◆ **Required work**
Work out how many lines of the listing hold the string "text", then answer with that number and nothing else.

◆ **Stored rows**
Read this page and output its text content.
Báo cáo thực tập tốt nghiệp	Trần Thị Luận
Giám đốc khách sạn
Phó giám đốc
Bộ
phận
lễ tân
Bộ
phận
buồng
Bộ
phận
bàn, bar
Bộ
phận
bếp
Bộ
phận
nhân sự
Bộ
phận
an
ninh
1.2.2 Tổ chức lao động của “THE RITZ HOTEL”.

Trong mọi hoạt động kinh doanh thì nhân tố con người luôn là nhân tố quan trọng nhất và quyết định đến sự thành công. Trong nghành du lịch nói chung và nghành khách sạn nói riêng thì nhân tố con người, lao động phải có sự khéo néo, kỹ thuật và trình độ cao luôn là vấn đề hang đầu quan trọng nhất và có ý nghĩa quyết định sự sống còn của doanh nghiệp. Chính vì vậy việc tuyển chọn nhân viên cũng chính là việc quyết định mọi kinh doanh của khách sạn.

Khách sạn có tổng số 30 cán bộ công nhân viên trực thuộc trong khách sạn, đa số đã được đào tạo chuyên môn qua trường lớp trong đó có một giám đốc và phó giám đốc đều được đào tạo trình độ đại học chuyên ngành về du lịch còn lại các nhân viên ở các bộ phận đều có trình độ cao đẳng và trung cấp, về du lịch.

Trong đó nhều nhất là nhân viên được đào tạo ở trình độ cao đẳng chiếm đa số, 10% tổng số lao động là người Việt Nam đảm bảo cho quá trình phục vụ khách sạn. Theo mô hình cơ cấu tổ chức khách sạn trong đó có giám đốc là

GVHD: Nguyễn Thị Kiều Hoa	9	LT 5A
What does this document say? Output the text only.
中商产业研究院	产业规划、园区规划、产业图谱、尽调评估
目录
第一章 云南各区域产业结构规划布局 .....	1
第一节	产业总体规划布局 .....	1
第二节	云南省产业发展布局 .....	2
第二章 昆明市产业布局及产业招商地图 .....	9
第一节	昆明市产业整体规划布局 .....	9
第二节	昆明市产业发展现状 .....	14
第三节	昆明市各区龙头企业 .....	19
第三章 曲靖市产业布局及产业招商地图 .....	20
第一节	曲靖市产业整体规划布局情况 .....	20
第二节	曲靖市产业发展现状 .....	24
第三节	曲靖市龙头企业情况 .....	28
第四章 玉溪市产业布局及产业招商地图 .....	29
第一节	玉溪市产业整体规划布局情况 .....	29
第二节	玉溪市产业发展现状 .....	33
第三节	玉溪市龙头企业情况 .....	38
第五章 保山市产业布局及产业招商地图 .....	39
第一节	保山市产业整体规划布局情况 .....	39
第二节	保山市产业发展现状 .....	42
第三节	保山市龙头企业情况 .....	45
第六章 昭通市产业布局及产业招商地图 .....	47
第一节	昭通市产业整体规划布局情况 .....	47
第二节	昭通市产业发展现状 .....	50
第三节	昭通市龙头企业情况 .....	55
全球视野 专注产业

◆ **Reply to the exercise**
2